**Exercise brief**: Each line that holds the word "this" counts once; report the total and nothing else.

(Data entries for graphics)
┌────────

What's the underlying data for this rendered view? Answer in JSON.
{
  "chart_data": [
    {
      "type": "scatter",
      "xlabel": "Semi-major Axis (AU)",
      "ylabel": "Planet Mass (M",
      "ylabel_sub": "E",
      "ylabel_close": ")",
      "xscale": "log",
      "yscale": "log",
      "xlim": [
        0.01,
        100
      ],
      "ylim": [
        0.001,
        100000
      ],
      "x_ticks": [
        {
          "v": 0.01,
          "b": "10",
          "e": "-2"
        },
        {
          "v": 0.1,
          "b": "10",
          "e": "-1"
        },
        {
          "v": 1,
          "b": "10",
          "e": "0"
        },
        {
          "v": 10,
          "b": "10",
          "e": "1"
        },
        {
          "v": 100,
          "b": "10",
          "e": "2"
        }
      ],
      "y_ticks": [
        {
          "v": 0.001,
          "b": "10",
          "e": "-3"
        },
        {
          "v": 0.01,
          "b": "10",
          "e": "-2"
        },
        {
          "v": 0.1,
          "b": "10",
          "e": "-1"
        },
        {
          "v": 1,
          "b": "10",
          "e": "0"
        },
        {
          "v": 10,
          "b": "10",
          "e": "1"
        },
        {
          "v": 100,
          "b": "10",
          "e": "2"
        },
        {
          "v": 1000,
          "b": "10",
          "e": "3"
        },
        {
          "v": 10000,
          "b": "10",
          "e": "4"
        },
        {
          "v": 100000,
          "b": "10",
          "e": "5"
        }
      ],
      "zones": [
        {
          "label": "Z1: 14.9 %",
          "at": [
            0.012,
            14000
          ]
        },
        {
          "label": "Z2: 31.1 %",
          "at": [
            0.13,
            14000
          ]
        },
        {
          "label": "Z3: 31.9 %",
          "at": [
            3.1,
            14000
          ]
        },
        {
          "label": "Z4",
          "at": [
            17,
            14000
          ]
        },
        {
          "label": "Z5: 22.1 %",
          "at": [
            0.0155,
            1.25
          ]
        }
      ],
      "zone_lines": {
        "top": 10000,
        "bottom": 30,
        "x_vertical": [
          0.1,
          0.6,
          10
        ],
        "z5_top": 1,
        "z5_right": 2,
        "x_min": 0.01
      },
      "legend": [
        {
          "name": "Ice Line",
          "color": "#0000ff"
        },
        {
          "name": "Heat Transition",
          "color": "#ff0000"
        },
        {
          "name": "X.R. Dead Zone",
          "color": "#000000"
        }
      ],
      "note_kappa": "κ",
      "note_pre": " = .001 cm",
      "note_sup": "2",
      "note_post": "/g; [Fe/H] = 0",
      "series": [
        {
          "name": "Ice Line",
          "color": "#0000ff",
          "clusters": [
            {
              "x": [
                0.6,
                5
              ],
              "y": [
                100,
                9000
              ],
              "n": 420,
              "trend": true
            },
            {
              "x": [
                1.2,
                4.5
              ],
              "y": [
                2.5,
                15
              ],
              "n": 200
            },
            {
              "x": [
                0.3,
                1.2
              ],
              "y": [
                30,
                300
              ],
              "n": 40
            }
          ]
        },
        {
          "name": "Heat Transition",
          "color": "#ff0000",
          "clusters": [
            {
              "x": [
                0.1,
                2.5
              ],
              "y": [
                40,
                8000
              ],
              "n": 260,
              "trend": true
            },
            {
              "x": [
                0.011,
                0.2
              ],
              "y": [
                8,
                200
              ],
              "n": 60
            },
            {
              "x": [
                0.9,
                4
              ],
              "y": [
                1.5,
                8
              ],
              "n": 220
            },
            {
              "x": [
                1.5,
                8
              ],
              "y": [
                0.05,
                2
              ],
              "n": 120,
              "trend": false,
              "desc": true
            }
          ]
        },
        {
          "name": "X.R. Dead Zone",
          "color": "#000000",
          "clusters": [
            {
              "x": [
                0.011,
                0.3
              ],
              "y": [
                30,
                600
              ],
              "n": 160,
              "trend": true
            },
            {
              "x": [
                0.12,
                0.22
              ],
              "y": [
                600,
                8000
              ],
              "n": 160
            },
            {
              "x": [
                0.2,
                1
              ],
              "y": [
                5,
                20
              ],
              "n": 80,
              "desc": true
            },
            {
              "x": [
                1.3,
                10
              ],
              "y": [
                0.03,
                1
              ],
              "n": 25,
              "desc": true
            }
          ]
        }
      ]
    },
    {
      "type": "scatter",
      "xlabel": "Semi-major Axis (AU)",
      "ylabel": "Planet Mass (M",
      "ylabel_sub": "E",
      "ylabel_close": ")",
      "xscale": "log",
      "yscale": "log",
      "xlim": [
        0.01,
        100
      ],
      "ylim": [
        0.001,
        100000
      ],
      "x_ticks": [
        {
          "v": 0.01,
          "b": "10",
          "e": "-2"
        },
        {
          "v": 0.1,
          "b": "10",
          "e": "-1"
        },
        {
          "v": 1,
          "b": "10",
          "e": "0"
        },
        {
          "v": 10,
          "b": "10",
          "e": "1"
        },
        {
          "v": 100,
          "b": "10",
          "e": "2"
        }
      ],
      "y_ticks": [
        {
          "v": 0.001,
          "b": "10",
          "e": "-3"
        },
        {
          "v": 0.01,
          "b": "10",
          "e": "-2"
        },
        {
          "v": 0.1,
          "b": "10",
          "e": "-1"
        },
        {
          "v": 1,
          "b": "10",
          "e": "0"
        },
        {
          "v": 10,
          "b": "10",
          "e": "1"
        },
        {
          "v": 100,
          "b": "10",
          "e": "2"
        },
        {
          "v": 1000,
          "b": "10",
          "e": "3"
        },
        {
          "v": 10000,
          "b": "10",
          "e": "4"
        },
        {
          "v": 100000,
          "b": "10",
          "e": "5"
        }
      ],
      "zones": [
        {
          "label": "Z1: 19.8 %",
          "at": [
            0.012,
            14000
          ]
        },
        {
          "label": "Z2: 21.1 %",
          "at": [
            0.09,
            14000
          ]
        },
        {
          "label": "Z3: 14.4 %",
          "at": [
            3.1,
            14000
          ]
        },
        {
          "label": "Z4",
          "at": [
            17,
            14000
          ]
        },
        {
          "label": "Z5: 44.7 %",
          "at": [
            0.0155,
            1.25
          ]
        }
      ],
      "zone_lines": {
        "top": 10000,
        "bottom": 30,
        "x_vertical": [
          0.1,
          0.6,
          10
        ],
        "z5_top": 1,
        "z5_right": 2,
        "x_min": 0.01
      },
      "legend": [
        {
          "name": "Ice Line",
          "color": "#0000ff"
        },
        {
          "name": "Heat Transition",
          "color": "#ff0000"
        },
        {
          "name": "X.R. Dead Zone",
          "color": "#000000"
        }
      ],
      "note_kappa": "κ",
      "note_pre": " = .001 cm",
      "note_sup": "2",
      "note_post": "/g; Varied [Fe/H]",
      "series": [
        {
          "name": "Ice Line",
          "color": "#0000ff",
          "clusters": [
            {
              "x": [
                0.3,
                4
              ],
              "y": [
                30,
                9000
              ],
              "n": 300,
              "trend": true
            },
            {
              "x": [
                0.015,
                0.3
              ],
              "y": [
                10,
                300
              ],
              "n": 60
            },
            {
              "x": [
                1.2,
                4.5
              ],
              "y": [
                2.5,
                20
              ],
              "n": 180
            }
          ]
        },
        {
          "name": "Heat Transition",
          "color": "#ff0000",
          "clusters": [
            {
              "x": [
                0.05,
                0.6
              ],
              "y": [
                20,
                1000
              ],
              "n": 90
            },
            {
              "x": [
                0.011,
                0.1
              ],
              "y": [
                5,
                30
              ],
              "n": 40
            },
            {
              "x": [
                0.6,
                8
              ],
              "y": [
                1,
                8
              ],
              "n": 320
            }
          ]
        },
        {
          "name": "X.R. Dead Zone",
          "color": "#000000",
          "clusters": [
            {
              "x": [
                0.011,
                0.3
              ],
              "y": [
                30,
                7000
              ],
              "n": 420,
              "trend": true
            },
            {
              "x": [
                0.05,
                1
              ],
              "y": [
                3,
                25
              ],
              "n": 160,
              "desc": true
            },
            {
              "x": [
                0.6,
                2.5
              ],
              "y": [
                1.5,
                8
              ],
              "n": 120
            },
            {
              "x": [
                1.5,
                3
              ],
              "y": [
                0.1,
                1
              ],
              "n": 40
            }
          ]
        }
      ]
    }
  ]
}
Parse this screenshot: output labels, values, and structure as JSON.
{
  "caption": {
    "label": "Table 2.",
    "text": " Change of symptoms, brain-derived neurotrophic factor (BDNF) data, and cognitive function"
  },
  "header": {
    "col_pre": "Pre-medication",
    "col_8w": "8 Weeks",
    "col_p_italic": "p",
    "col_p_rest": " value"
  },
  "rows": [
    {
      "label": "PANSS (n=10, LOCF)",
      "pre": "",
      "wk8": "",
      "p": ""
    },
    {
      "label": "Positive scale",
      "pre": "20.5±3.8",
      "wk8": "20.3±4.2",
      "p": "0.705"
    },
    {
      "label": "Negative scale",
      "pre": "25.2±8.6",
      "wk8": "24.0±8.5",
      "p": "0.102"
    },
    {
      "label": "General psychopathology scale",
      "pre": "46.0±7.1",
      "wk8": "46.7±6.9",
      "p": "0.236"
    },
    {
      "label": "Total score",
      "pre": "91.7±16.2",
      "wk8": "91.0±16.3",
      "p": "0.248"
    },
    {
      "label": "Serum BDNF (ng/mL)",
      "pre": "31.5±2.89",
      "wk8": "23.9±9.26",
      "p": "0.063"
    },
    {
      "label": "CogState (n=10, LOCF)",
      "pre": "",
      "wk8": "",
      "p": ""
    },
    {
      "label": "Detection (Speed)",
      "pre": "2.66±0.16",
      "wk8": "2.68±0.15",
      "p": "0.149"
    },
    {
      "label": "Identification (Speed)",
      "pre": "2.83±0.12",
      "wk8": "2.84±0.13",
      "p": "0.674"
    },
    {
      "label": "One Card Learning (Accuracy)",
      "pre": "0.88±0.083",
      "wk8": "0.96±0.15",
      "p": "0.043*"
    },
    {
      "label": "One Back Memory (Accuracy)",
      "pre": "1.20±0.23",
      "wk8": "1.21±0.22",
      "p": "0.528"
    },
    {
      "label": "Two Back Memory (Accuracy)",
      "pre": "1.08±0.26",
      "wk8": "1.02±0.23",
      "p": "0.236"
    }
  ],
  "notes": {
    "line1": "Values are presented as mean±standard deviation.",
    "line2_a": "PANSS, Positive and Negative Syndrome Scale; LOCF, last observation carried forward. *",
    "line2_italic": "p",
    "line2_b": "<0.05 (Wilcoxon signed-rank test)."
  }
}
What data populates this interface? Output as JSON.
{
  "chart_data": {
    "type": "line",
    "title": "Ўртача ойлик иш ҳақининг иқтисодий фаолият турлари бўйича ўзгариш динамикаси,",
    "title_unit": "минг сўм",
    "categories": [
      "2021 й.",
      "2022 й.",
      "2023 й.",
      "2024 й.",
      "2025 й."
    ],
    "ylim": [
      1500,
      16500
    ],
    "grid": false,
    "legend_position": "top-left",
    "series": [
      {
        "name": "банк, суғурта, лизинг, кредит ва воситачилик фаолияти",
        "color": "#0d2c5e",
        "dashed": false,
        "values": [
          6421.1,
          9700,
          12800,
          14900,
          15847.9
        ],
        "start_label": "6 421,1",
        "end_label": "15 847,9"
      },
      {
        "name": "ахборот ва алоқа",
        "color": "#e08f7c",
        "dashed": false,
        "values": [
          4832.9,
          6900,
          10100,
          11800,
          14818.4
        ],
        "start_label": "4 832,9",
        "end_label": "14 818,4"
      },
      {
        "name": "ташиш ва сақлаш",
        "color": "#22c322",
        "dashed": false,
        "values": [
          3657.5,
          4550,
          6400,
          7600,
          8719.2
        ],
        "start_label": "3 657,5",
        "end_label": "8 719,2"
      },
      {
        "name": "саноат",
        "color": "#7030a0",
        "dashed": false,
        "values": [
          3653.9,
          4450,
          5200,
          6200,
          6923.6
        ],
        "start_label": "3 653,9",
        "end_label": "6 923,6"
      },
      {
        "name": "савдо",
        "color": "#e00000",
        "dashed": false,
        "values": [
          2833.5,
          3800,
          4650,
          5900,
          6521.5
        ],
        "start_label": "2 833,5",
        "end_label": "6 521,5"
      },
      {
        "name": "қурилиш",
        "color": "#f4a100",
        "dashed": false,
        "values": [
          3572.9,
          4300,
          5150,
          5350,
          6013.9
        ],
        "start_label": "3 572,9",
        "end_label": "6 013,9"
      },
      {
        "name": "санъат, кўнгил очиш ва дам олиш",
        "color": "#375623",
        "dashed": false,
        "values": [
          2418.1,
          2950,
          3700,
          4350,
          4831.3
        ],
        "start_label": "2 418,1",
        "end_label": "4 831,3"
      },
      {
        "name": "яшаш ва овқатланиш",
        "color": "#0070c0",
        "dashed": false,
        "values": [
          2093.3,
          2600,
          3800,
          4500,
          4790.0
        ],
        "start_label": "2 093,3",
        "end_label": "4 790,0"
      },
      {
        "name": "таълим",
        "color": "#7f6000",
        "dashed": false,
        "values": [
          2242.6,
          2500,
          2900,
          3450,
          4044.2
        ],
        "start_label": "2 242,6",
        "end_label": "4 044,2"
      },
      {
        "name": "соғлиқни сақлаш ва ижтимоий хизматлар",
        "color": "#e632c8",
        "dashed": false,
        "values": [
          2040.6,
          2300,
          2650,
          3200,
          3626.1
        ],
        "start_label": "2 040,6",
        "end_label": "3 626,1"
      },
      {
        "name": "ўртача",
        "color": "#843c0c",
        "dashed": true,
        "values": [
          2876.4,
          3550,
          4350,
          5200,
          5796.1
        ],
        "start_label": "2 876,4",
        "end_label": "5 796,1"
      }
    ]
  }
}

└────────

**Solution**: 3